- **Brief**: Pull every line containing the word "quod" from the records.

Data entries:
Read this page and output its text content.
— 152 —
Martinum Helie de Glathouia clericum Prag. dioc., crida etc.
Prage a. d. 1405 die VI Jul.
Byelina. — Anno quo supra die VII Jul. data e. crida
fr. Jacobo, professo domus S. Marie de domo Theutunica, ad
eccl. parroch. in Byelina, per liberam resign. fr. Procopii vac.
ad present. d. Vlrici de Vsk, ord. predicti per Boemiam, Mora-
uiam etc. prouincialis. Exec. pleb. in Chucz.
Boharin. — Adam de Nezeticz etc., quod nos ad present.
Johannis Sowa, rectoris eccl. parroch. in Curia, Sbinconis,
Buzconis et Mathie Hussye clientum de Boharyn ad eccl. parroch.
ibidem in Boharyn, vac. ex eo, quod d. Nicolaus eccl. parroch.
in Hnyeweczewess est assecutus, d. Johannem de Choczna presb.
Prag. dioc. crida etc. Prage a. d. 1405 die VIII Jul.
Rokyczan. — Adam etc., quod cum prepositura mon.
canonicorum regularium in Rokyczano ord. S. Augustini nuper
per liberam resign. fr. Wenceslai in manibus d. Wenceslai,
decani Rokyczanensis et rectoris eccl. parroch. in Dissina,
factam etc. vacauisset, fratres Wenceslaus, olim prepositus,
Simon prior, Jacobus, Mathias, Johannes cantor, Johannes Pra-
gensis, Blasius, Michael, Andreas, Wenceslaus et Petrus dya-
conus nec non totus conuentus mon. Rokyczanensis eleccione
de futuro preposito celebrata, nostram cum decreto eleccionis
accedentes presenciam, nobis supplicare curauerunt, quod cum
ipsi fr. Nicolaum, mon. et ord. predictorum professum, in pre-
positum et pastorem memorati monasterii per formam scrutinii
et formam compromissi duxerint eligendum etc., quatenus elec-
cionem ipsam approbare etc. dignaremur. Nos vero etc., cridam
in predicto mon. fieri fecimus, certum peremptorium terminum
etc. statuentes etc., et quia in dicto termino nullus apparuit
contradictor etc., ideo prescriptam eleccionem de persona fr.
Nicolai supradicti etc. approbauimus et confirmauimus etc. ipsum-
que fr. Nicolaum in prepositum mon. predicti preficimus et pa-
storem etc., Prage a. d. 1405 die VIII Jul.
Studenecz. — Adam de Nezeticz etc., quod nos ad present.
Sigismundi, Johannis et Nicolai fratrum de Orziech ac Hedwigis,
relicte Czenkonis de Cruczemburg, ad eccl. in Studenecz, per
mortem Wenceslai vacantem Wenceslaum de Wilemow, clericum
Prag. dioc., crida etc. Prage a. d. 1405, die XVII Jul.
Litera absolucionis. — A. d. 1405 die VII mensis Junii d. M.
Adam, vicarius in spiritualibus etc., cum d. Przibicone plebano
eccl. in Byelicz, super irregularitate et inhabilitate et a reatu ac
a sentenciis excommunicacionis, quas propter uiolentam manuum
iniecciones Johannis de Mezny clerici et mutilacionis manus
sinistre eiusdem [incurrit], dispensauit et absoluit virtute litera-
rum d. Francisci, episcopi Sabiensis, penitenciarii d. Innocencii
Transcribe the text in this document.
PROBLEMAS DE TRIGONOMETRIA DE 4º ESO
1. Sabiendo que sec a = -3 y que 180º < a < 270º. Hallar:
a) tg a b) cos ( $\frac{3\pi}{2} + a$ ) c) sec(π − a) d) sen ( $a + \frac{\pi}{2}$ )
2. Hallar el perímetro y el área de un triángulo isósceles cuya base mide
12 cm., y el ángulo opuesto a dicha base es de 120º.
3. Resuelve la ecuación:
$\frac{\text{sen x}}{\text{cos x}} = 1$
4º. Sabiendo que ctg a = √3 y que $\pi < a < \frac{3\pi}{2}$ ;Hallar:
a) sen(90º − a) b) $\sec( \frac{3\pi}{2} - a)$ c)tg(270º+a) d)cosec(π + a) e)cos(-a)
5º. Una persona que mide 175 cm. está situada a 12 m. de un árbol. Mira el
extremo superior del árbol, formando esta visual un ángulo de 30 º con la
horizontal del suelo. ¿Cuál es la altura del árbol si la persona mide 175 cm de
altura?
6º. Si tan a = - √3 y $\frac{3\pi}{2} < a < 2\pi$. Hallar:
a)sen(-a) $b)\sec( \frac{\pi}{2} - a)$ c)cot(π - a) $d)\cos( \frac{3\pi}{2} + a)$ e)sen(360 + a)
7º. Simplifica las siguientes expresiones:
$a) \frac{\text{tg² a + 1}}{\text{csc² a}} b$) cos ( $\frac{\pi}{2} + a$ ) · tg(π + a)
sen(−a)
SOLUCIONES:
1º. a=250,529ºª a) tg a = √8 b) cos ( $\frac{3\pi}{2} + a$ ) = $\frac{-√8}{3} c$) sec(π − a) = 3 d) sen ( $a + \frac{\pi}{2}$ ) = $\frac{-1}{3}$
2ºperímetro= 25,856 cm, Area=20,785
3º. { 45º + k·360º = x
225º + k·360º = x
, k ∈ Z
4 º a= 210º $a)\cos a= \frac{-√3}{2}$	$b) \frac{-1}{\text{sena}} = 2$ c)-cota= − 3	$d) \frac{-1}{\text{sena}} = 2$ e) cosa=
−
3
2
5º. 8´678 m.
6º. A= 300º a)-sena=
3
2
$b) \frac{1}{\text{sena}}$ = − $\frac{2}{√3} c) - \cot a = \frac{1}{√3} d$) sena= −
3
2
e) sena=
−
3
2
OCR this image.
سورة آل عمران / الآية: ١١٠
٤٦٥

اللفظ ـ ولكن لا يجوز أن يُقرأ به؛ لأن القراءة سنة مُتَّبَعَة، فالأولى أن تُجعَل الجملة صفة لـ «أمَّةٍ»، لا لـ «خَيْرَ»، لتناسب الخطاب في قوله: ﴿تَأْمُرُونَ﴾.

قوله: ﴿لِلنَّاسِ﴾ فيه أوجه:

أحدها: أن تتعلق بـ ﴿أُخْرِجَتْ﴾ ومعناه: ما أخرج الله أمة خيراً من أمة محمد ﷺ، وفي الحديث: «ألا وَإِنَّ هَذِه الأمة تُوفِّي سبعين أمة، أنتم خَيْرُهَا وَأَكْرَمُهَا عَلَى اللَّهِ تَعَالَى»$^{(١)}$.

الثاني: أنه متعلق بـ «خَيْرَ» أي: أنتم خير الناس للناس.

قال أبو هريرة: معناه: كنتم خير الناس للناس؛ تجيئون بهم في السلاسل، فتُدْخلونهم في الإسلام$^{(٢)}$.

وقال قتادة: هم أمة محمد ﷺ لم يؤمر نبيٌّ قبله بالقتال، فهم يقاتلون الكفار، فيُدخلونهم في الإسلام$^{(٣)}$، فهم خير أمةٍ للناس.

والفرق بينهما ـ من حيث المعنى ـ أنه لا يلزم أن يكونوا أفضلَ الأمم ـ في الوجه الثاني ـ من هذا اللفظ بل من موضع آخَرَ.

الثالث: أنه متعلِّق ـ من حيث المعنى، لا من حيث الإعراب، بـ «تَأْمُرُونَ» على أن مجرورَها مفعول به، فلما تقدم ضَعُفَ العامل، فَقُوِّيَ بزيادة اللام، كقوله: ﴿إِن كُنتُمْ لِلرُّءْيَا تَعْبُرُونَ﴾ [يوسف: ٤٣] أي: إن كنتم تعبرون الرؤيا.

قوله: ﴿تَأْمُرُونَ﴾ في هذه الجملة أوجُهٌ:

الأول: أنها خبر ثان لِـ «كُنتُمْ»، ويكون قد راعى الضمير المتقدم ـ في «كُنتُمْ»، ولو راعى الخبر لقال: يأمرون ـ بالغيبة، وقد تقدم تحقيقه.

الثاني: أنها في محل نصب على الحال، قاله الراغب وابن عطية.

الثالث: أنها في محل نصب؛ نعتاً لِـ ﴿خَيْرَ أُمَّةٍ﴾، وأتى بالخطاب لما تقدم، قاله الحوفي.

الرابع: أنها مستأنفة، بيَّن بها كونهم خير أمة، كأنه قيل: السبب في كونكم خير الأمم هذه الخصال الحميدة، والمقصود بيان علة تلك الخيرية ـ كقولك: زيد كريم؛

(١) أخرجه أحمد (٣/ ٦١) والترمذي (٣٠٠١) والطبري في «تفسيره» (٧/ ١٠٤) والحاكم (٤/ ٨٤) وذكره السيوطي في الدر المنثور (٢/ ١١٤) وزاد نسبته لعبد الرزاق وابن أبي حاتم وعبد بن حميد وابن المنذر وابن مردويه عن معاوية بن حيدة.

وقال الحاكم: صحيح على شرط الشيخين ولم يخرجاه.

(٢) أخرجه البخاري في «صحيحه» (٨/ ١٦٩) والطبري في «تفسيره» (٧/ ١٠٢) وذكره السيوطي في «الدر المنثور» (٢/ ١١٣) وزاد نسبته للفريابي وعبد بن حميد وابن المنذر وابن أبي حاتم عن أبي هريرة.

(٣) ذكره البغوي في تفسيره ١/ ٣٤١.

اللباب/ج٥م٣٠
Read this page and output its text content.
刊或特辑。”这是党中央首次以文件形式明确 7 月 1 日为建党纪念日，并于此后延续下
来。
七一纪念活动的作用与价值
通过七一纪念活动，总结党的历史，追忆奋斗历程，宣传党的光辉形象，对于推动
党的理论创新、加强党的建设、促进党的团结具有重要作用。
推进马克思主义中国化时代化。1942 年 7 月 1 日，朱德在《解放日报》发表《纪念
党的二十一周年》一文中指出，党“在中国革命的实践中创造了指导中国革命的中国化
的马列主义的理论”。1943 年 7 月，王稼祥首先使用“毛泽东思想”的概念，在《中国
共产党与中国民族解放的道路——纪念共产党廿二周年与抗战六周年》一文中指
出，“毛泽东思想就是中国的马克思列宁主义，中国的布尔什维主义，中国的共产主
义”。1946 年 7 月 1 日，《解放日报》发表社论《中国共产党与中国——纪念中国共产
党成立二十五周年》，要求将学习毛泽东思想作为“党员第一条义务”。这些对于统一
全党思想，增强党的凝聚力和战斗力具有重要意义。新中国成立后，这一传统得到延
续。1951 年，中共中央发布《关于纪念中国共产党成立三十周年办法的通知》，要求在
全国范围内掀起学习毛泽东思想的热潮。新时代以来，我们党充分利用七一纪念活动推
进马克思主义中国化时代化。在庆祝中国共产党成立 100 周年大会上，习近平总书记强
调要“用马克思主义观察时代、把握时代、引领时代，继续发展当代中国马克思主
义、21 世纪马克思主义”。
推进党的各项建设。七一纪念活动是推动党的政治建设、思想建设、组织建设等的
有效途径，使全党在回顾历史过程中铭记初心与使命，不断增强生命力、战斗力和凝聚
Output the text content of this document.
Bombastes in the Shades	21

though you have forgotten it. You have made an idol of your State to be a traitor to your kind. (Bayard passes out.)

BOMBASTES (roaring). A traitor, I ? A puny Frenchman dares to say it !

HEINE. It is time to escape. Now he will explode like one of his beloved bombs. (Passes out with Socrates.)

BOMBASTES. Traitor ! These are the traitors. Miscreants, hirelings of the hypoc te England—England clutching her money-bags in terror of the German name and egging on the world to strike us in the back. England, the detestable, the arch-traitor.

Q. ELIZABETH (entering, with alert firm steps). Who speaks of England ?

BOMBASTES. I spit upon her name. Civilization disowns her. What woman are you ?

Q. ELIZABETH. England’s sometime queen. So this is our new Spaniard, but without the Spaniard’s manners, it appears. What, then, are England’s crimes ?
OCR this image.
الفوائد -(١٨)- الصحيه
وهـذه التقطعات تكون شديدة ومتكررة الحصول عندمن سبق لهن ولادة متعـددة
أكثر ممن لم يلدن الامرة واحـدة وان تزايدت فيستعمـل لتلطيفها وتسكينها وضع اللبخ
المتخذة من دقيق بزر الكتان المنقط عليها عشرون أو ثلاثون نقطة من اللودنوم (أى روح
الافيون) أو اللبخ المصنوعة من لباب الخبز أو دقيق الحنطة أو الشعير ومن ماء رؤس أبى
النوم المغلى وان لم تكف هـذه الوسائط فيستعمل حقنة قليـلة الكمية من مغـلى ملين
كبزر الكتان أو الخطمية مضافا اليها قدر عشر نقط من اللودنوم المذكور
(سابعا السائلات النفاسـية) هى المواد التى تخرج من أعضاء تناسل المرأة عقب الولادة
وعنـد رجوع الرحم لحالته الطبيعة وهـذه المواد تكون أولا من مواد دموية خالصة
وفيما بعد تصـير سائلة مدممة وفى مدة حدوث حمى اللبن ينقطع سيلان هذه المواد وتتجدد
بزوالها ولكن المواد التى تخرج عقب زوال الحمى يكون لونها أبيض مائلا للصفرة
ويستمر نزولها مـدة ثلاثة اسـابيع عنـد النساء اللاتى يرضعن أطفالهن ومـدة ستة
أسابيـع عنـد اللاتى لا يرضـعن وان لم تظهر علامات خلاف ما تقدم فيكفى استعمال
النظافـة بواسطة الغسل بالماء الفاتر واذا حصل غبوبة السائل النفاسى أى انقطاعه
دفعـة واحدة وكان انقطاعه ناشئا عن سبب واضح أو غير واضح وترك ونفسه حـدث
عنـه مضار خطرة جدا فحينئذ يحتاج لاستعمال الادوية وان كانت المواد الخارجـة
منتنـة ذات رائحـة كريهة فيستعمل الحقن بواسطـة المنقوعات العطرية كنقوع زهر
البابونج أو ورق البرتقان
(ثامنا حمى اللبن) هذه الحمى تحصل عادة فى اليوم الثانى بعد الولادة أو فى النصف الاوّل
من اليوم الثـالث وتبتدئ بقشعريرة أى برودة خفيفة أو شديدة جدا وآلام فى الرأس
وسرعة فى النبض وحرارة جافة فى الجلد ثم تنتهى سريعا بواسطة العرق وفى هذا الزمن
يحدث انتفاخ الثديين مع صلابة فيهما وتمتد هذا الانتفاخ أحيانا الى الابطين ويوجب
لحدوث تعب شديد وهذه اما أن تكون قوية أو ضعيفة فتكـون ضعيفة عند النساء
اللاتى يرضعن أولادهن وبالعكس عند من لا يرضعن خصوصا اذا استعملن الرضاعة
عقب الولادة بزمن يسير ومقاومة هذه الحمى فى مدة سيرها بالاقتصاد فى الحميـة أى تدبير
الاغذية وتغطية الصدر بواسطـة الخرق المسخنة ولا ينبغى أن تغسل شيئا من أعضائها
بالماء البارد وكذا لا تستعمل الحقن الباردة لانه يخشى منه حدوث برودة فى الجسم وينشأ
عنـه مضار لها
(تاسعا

- **Answer to the exercise**:
Boharin. — Adam de Nezeticz etc., quod nos ad present.
ibidem in Boharyn, vac. ex eo, quod d. Nicolaus eccl. parroch.
Rokyczan. — Adam etc., quod cum prepositura mon.
accedentes presenciam, nobis supplicare curauerunt, quod cum
Studenecz. — Adam de Nezeticz etc., quod nos ad present.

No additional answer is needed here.